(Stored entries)

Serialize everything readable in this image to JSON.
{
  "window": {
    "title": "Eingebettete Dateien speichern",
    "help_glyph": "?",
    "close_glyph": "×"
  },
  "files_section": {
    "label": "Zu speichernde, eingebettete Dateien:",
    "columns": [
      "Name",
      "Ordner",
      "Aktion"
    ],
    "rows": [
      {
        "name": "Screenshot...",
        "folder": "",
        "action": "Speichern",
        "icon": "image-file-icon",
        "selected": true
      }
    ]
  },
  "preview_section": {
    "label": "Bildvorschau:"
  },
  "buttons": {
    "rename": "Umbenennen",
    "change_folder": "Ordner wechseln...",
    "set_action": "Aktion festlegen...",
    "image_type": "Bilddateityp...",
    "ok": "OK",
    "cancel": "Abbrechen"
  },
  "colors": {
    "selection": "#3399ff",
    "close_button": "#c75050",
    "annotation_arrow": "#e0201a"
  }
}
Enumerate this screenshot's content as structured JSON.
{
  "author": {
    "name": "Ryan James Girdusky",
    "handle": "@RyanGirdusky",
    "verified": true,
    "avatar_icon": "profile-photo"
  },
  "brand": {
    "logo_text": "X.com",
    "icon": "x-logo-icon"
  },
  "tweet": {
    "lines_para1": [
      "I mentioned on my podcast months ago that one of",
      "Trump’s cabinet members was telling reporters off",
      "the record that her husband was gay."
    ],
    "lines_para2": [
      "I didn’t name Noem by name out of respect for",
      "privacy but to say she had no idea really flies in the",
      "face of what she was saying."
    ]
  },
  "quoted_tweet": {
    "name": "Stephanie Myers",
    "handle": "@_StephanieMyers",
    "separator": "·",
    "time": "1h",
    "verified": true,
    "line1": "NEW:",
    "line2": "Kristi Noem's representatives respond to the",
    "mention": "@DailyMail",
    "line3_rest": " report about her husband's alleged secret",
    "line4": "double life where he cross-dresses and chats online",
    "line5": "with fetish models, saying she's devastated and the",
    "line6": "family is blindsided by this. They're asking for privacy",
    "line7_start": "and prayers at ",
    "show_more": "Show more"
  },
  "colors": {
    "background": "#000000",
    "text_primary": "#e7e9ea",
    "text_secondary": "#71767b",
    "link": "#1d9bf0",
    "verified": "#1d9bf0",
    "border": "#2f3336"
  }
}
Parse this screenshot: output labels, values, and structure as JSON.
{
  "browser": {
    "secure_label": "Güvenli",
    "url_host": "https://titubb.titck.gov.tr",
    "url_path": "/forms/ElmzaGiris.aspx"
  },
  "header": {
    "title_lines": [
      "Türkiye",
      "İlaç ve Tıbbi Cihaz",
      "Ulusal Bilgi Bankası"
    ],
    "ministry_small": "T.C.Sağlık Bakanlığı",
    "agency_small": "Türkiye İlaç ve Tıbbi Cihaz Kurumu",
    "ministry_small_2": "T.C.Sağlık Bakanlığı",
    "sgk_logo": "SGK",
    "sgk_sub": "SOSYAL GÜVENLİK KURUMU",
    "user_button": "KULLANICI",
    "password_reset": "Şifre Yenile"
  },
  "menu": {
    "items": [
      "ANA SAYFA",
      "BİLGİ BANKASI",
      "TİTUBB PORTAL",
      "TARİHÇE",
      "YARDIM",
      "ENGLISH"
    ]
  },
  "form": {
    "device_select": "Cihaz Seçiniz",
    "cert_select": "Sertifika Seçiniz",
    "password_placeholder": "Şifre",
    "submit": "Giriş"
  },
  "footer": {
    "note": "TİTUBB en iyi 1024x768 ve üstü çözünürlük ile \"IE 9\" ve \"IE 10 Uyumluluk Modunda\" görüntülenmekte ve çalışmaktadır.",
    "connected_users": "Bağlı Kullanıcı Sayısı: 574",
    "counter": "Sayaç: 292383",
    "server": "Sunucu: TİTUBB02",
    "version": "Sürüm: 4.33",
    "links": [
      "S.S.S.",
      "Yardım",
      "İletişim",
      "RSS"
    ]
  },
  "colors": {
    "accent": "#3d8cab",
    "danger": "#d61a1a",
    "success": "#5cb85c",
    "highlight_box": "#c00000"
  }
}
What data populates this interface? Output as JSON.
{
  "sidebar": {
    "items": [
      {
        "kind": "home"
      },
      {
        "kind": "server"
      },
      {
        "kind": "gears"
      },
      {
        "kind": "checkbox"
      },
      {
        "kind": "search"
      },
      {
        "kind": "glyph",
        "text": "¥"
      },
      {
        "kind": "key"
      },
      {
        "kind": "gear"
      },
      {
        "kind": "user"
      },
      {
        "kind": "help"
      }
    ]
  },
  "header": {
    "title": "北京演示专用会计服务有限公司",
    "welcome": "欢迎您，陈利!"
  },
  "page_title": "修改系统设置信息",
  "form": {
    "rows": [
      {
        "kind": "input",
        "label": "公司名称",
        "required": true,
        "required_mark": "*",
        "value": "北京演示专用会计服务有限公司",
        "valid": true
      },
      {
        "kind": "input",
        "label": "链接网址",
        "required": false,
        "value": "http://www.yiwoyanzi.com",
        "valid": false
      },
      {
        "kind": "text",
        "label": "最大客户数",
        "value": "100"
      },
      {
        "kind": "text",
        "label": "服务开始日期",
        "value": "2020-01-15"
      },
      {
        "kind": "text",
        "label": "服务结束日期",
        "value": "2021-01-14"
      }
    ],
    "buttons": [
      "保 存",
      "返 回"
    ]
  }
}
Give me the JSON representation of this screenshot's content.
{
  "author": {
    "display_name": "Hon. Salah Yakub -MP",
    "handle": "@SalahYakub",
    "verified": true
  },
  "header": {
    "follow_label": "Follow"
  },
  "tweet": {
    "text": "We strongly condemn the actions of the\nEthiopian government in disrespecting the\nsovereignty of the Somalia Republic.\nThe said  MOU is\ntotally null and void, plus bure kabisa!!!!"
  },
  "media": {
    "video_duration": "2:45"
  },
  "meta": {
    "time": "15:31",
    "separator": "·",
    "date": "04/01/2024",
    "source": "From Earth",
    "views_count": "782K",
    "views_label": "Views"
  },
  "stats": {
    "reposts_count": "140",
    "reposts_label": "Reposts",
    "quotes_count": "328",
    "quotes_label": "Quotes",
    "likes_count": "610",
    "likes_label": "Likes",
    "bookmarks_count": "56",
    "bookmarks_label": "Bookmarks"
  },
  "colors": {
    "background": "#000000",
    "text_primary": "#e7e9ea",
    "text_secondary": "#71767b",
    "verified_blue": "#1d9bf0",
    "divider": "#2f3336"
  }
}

# Direction
Count the lines in the records above that contain the word "Cihaz", and reply with only that number.

# Task result
3